Skip the pictures and extract all of the lines exactly as written.

[Supplied records]
----------------------------------------

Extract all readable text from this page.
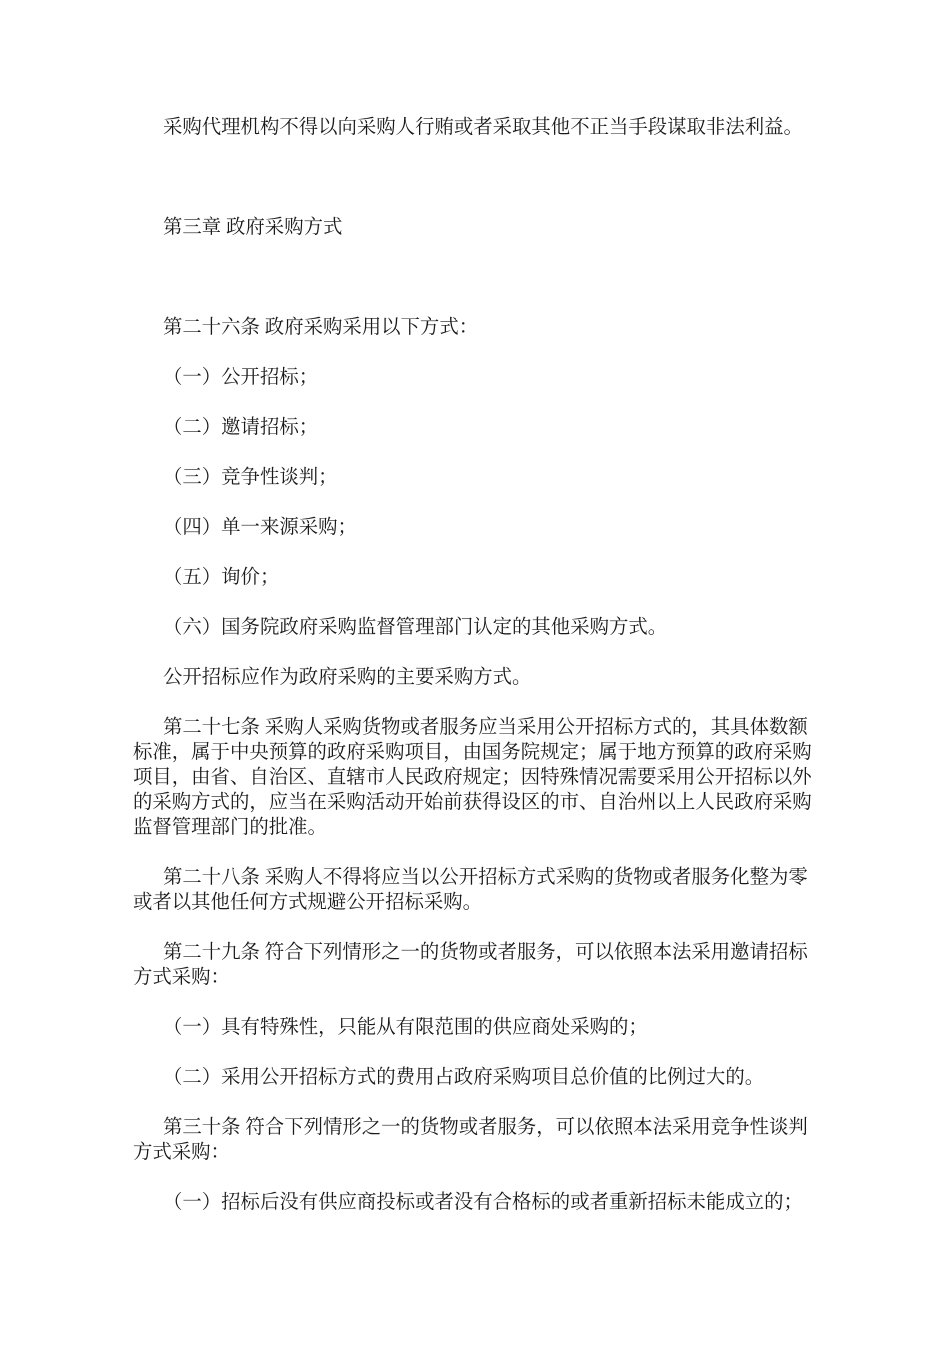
采购代理机构不得以向采购人行贿或者采取其他不正当手段谋取非法利益。

第三章 政府采购方式

第二十六条 政府采购采用以下方式：

（一）公开招标；

（二）邀请招标；

（三）竞争性谈判；

（四）单一来源采购；

（五）询价；

（六）国务院政府采购监督管理部门认定的其他采购方式。

公开招标应作为政府采购的主要采购方式。

第二十七条 采购人采购货物或者服务应当采用公开招标方式的，其具体数额
标准，属于中央预算的政府采购项目，由国务院规定；属于地方预算的政府采购
项目，由省、自治区、直辖市人民政府规定；因特殊情况需要采用公开招标以外
的采购方式的，应当在采购活动开始前获得设区的市、自治州以上人民政府采购
监督管理部门的批准。

第二十八条 采购人不得将应当以公开招标方式采购的货物或者服务化整为零
或者以其他任何方式规避公开招标采购。

第二十九条 符合下列情形之一的货物或者服务，可以依照本法采用邀请招标
方式采购：

（一）具有特殊性，只能从有限范围的供应商处采购的；

（二）采用公开招标方式的费用占政府采购项目总价值的比例过大的。

第三十条 符合下列情形之一的货物或者服务，可以依照本法采用竞争性谈判
方式采购：

（一）招标后没有供应商投标或者没有合格标的或者重新招标未能成立的；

----------------------------------------

[Exercise output]
Extract all readable text from this page.
采购代理机构不得以向采购人行贿或者采取其他不正当手段谋取非法利益。

第三章 政府采购方式

第二十六条 政府采购采用以下方式：

（一）公开招标；

（二）邀请招标；

（三）竞争性谈判；

（四）单一来源采购；

（五）询价；

（六）国务院政府采购监督管理部门认定的其他采购方式。

公开招标应作为政府采购的主要采购方式。

第二十七条 采购人采购货物或者服务应当采用公开招标方式的，其具体数额
标准，属于中央预算的政府采购项目，由国务院规定；属于地方预算的政府采购
项目，由省、自治区、直辖市人民政府规定；因特殊情况需要采用公开招标以外
的采购方式的，应当在采购活动开始前获得设区的市、自治州以上人民政府采购
监督管理部门的批准。

第二十八条 采购人不得将应当以公开招标方式采购的货物或者服务化整为零
或者以其他任何方式规避公开招标采购。

第二十九条 符合下列情形之一的货物或者服务，可以依照本法采用邀请招标
方式采购：

（一）具有特殊性，只能从有限范围的供应商处采购的；

（二）采用公开招标方式的费用占政府采购项目总价值的比例过大的。

第三十条 符合下列情形之一的货物或者服务，可以依照本法采用竞争性谈判
方式采购：

（一）招标后没有供应商投标或者没有合格标的或者重新招标未能成立的；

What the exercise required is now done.